# Material shown

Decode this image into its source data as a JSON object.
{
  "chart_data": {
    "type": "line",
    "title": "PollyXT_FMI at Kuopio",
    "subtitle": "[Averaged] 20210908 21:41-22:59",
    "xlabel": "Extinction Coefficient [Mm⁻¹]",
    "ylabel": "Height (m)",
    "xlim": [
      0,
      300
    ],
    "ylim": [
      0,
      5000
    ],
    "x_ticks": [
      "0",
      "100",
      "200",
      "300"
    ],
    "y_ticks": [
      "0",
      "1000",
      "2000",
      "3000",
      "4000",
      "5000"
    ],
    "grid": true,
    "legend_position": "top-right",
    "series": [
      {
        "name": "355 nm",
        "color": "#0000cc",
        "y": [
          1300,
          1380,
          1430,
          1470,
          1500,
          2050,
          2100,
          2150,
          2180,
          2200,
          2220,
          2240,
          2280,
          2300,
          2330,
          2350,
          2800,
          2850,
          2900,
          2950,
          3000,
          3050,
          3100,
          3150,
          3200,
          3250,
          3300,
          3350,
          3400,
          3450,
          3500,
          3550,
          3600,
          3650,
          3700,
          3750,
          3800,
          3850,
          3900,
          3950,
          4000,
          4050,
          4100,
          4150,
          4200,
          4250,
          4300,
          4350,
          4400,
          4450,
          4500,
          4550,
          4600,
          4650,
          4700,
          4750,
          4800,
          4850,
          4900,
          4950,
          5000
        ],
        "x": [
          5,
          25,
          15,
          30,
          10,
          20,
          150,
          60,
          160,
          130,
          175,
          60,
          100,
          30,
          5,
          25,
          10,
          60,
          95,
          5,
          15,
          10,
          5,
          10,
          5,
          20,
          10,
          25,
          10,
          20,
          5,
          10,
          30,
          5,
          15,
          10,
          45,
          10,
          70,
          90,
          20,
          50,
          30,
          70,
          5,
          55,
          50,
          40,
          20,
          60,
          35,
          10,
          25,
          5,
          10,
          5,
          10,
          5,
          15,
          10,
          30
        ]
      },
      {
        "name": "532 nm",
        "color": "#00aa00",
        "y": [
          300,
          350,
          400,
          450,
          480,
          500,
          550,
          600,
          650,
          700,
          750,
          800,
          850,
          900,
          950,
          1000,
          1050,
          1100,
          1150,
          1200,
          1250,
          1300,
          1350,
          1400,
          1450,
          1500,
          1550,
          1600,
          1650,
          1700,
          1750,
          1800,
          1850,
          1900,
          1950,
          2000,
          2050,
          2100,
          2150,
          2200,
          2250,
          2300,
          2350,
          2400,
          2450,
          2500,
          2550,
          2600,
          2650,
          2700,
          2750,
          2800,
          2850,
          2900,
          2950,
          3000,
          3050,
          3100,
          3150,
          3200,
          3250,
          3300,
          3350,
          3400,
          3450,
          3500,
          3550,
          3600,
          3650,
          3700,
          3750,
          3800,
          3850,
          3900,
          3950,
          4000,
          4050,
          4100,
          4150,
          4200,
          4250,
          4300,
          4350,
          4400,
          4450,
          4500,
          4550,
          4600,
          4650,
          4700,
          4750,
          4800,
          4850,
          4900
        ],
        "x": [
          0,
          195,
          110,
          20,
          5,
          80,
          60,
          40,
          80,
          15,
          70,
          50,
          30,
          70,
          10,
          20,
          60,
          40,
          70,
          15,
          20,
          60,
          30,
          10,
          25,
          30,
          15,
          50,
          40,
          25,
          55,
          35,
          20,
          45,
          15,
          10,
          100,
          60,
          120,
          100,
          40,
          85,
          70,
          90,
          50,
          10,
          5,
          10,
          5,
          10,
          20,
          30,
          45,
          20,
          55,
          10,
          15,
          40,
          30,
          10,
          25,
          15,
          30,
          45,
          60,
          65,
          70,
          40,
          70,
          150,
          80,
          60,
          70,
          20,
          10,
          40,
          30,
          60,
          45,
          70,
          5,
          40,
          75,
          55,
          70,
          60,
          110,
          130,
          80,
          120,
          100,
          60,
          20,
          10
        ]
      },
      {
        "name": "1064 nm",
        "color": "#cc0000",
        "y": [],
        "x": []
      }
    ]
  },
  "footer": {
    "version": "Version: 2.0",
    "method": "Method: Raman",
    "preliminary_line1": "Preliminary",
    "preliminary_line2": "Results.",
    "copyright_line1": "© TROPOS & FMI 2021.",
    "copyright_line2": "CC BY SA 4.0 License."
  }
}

# Stated exercise
Pull every line containing "color" from the data.

# Written answer
        "color": "#0000cc",
        "color": "#00aa00",
        "color": "#cc0000",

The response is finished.